**THE EXERCISE**
Check each line of the listing below for the string "Facultad", and copy the ones that have it.

Entries with figure data:

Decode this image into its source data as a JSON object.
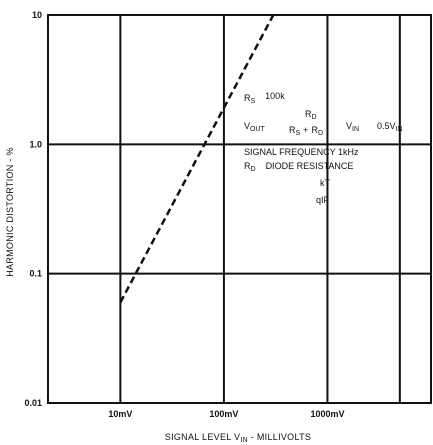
{
  "chart_data": {
    "type": "line",
    "title": "",
    "xlabel": "SIGNAL LEVEL V",
    "xlabel_sub": "IN",
    "xlabel_suffix": " - MILLIVOLTS",
    "ylabel": "HARMONIC DISTORTION - %",
    "x_scale": "log",
    "y_scale": "log",
    "xlim": [
      2,
      10000
    ],
    "ylim": [
      0.01,
      10
    ],
    "x_ticks": [
      {
        "value": 10,
        "label": "10mV"
      },
      {
        "value": 100,
        "label": "100mV"
      },
      {
        "value": 1000,
        "label": "1000mV"
      }
    ],
    "y_ticks": [
      {
        "value": 10,
        "label": "10"
      },
      {
        "value": 1,
        "label": "1.0"
      },
      {
        "value": 0.1,
        "label": "0.1"
      },
      {
        "value": 0.01,
        "label": "0.01"
      }
    ],
    "x_gridlines": [
      10,
      100,
      1000,
      5000
    ],
    "y_gridlines": [
      0.1,
      1
    ],
    "grid": true,
    "series": [
      {
        "name": "",
        "style": "dashed",
        "x": [
          10,
          300
        ],
        "y": [
          0.06,
          10
        ]
      }
    ],
    "annotations": {
      "rs_label": "R",
      "rs_sub": "S",
      "rs_value": "100k",
      "vout_label": "V",
      "vout_sub": "OUT",
      "frac_num": "R",
      "frac_num_sub": "D",
      "frac_den_a": "R",
      "frac_den_a_sub": "S",
      "frac_den_plus": "+",
      "frac_den_b": "R",
      "frac_den_b_sub": "D",
      "vin_label": "V",
      "vin_sub": "IN",
      "vin_value": "0.5V",
      "vin_value_sub": "IN",
      "signal_freq": "SIGNAL FREQUENCY 1kHz",
      "rd_label": "R",
      "rd_sub": "D",
      "rd_text": "DIODE RESISTANCE",
      "kt": "kT",
      "qif": "qIF"
    }
  }
}
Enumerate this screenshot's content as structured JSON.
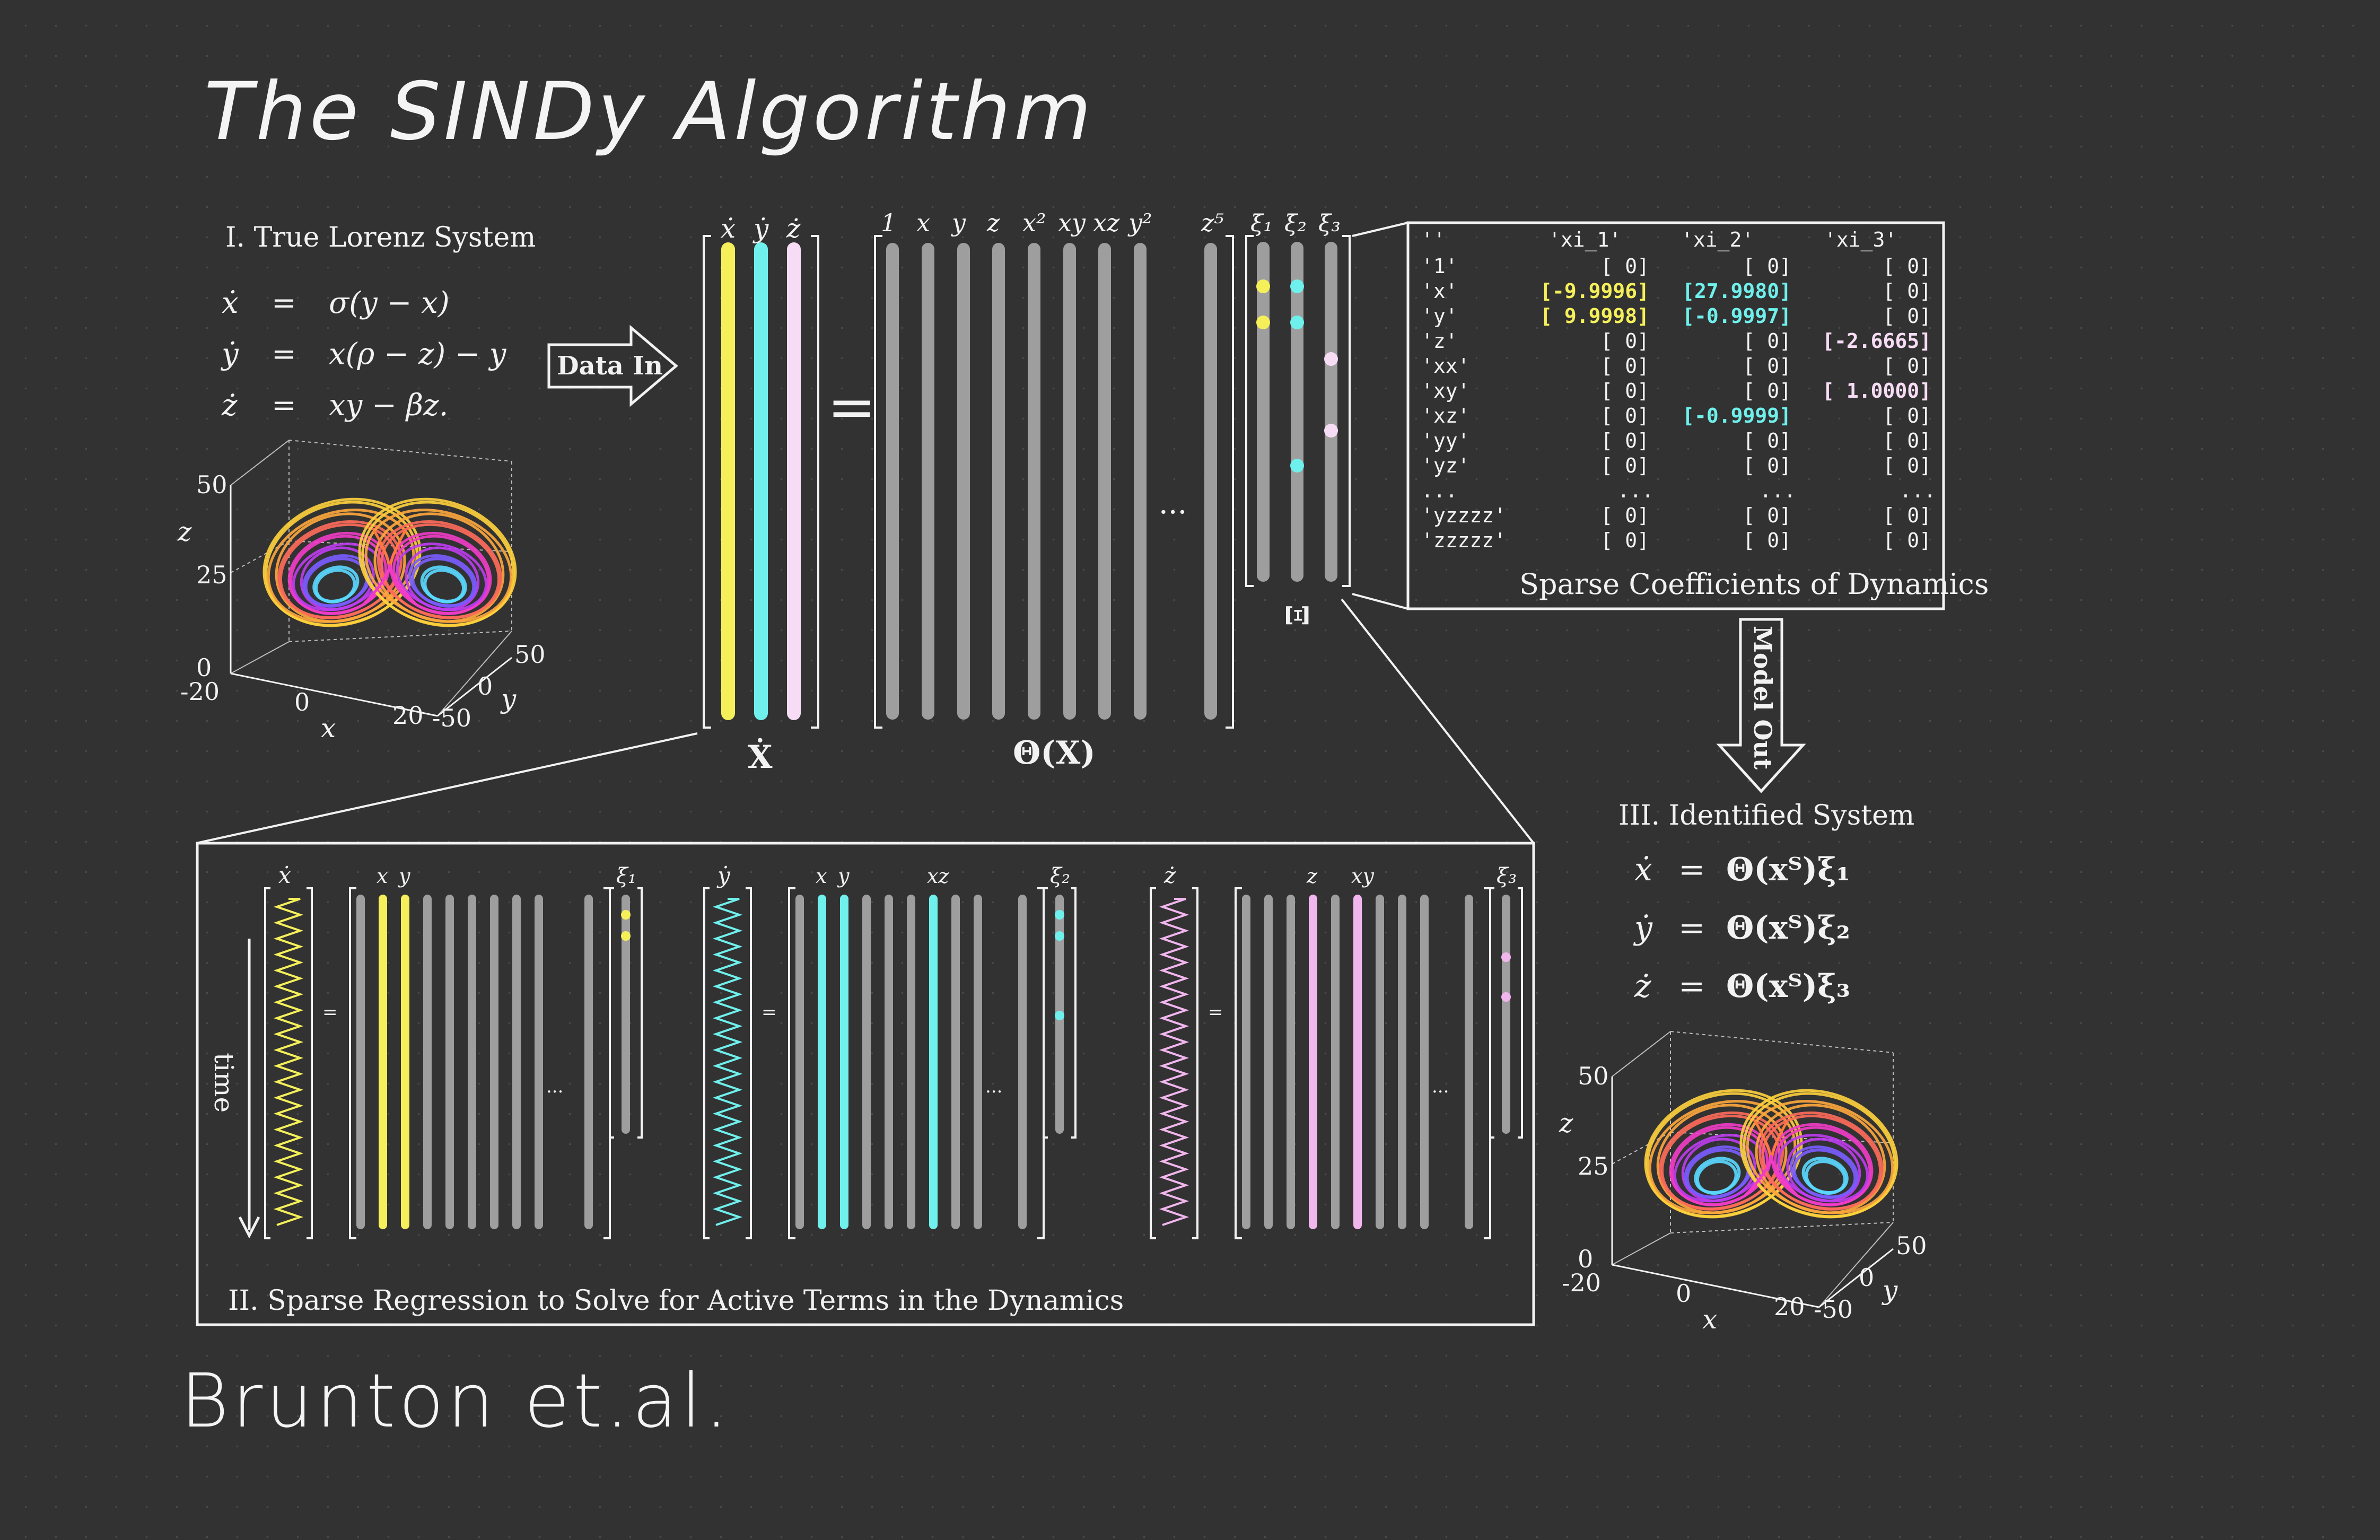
{
  "title": "The SINDy Algorithm",
  "author": "Brunton et.al.",
  "panel1": {
    "heading": "I.  True Lorenz System",
    "equations": [
      {
        "lhs": "ẋ",
        "rhs": "σ(y − x)"
      },
      {
        "lhs": "ẏ",
        "rhs": "x(ρ − z) − y"
      },
      {
        "lhs": "ż",
        "rhs": "xy − βz."
      }
    ],
    "plot_axis": {
      "z_label": "z",
      "x_label": "x",
      "y_label": "y",
      "z_ticks": [
        "50",
        "25",
        "0"
      ],
      "x_ticks": [
        "-20",
        "0",
        "20"
      ],
      "y_ticks": [
        "-50",
        "0",
        "50"
      ]
    }
  },
  "data_in_label": "Data In",
  "model_out_label": "Model Out",
  "xdot_matrix": {
    "col_labels": [
      "ẋ",
      "ẏ",
      "ż"
    ],
    "label": "Ẋ",
    "col_colors": [
      "#f5f05a",
      "#6ff0ec",
      "#f7dcf5"
    ]
  },
  "equals": "=",
  "theta_matrix": {
    "col_labels": [
      "1",
      "x",
      "y",
      "z",
      "x²",
      "xy",
      "xz",
      "y²"
    ],
    "last_label": "z⁵",
    "ellipsis": "···",
    "label": "Θ(X)"
  },
  "xi_matrix": {
    "col_labels": [
      "ξ₁",
      "ξ₂",
      "ξ₃"
    ],
    "label": "Ξ"
  },
  "coef_table": {
    "headers": [
      "''",
      "'xi_1'",
      "'xi_2'",
      "'xi_3'"
    ],
    "rows": [
      {
        "name": "'1'",
        "c1": "[       0]",
        "c2": "[       0]",
        "c3": "[       0]"
      },
      {
        "name": "'x'",
        "c1": "[-9.9996]",
        "c2": "[27.9980]",
        "c3": "[       0]"
      },
      {
        "name": "'y'",
        "c1": "[ 9.9998]",
        "c2": "[-0.9997]",
        "c3": "[       0]"
      },
      {
        "name": "'z'",
        "c1": "[       0]",
        "c2": "[       0]",
        "c3": "[-2.6665]"
      },
      {
        "name": "'xx'",
        "c1": "[       0]",
        "c2": "[       0]",
        "c3": "[       0]"
      },
      {
        "name": "'xy'",
        "c1": "[       0]",
        "c2": "[       0]",
        "c3": "[ 1.0000]"
      },
      {
        "name": "'xz'",
        "c1": "[       0]",
        "c2": "[-0.9999]",
        "c3": "[       0]"
      },
      {
        "name": "'yy'",
        "c1": "[       0]",
        "c2": "[       0]",
        "c3": "[       0]"
      },
      {
        "name": "'yz'",
        "c1": "[       0]",
        "c2": "[       0]",
        "c3": "[       0]"
      },
      {
        "name": "...",
        "c1": "...",
        "c2": "...",
        "c3": "..."
      },
      {
        "name": "'yzzzz'",
        "c1": "[       0]",
        "c2": "[       0]",
        "c3": "[       0]"
      },
      {
        "name": "'zzzzz'",
        "c1": "[       0]",
        "c2": "[       0]",
        "c3": "[       0]"
      }
    ],
    "caption": "Sparse Coefficients of Dynamics",
    "colors": {
      "xi_1": "#f5f05a",
      "xi_2": "#6ff0ec",
      "xi_3": "#f7dcf5"
    }
  },
  "panel2": {
    "caption": "II.  Sparse Regression to Solve for Active Terms in the Dynamics",
    "time_label": "time",
    "groups": [
      {
        "lhs": "ẋ",
        "terms": [
          "x",
          "y"
        ],
        "xi": "ξ₁",
        "color": "#f5f05a"
      },
      {
        "lhs": "ẏ",
        "terms": [
          "x",
          "y",
          "xz"
        ],
        "xi": "ξ₂",
        "color": "#6ff0ec"
      },
      {
        "lhs": "ż",
        "terms": [
          "z",
          "xy"
        ],
        "xi": "ξ₃",
        "color": "#f2b6ef"
      }
    ],
    "ellipsis": "...",
    "equals": "="
  },
  "panel3": {
    "heading": "III.  Identified System",
    "equations": [
      {
        "lhs": "ẋ",
        "rhs": "Θ(xᵀ)ξ₁"
      },
      {
        "lhs": "ẏ",
        "rhs": "Θ(xᵀ)ξ₂"
      },
      {
        "lhs": "ż",
        "rhs": "Θ(xᵀ)ξ₃"
      }
    ]
  }
}
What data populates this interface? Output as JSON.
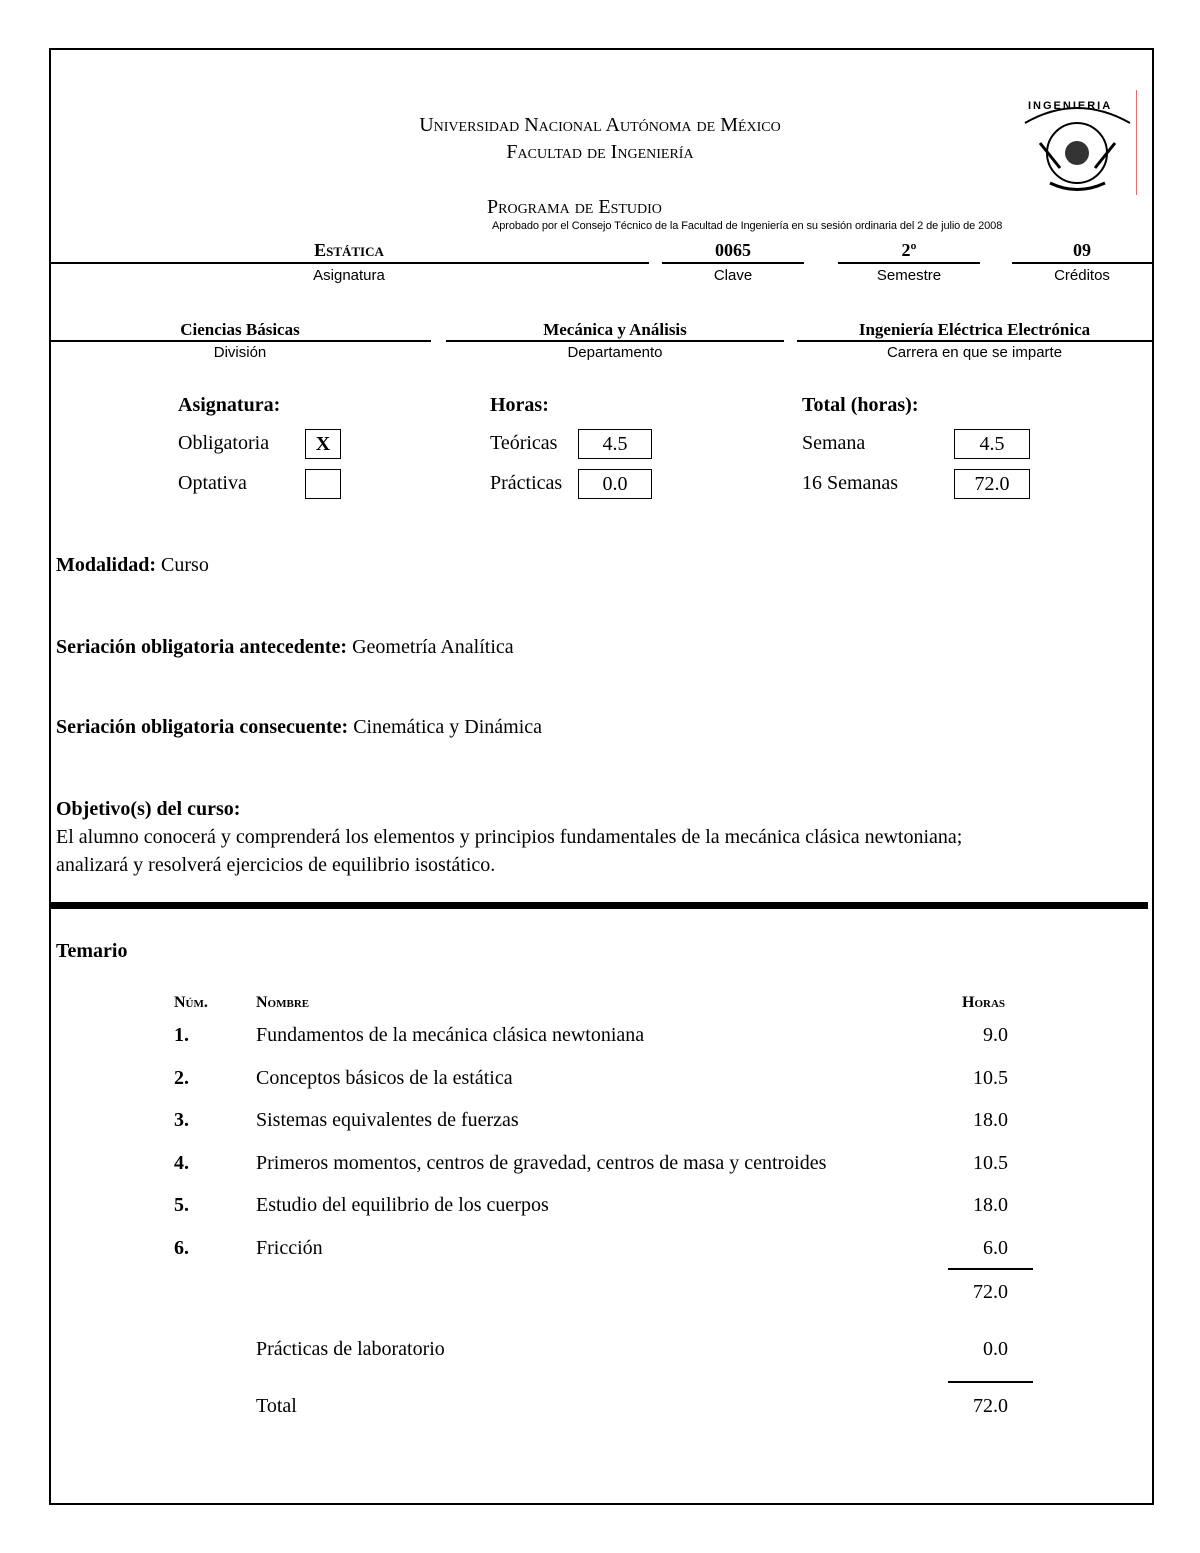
{
  "header": {
    "university": "Universidad Nacional Autónoma de México",
    "faculty": "Facultad de Ingeniería",
    "program": "Programa de Estudio",
    "approval": "Aprobado por el Consejo Técnico de la Facultad de Ingeniería en su sesión ordinaria del 2 de julio de 2008",
    "logo_text": "INGENIERIA"
  },
  "subject": {
    "name": "Estática",
    "name_label": "Asignatura",
    "code": "0065",
    "code_label": "Clave",
    "semester": "2º",
    "semester_label": "Semestre",
    "credits": "09",
    "credits_label": "Créditos"
  },
  "org": {
    "division": "Ciencias Básicas",
    "division_label": "División",
    "department": "Mecánica y Análisis",
    "department_label": "Departamento",
    "career": "Ingeniería Eléctrica Electrónica",
    "career_label": "Carrera en que se imparte"
  },
  "type": {
    "title": "Asignatura:",
    "mandatory": "Obligatoria",
    "mandatory_mark": "X",
    "optional": "Optativa",
    "optional_mark": ""
  },
  "hours": {
    "title": "Horas:",
    "theory_label": "Teóricas",
    "theory": "4.5",
    "practice_label": "Prácticas",
    "practice": "0.0"
  },
  "total": {
    "title": "Total (horas):",
    "week_label": "Semana",
    "week": "4.5",
    "semesters_label": "16 Semanas",
    "semesters": "72.0"
  },
  "modality": {
    "label": "Modalidad:",
    "value": "Curso"
  },
  "prereq": {
    "label": "Seriación obligatoria antecedente:",
    "value": "Geometría Analítica"
  },
  "next": {
    "label": "Seriación obligatoria consecuente:",
    "value": "Cinemática y Dinámica"
  },
  "objective": {
    "label": "Objetivo(s) del curso:",
    "line1": "El alumno conocerá  y comprenderá los elementos y principios fundamentales de la mecánica clásica newtoniana;",
    "line2": "analizará y resolverá ejercicios de equilibrio isostático."
  },
  "syllabus": {
    "title": "Temario",
    "col_num": "Núm.",
    "col_name": "Nombre",
    "col_hours": "Horas",
    "rows": [
      {
        "num": "1.",
        "name": "Fundamentos de la mecánica clásica newtoniana",
        "hours": "9.0"
      },
      {
        "num": "2.",
        "name": "Conceptos básicos de la estática",
        "hours": "10.5"
      },
      {
        "num": "3.",
        "name": "Sistemas equivalentes de fuerzas",
        "hours": "18.0"
      },
      {
        "num": "4.",
        "name": "Primeros momentos, centros de gravedad, centros  de masa y centroides",
        "hours": "10.5"
      },
      {
        "num": "5.",
        "name": "Estudio del equilibrio de los cuerpos",
        "hours": "18.0"
      },
      {
        "num": "6.",
        "name": "Fricción",
        "hours": "6.0"
      }
    ],
    "subtotal": "72.0",
    "lab_label": "Prácticas  de laboratorio",
    "lab": "0.0",
    "total_label": "Total",
    "total": "72.0"
  }
}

**SOLUTION**
    "faculty": "Facultad de Ingeniería",
    "approval": "Aprobado por el Consejo Técnico de la Facultad de Ingeniería en su sesión ordinaria del 2 de julio de 2008",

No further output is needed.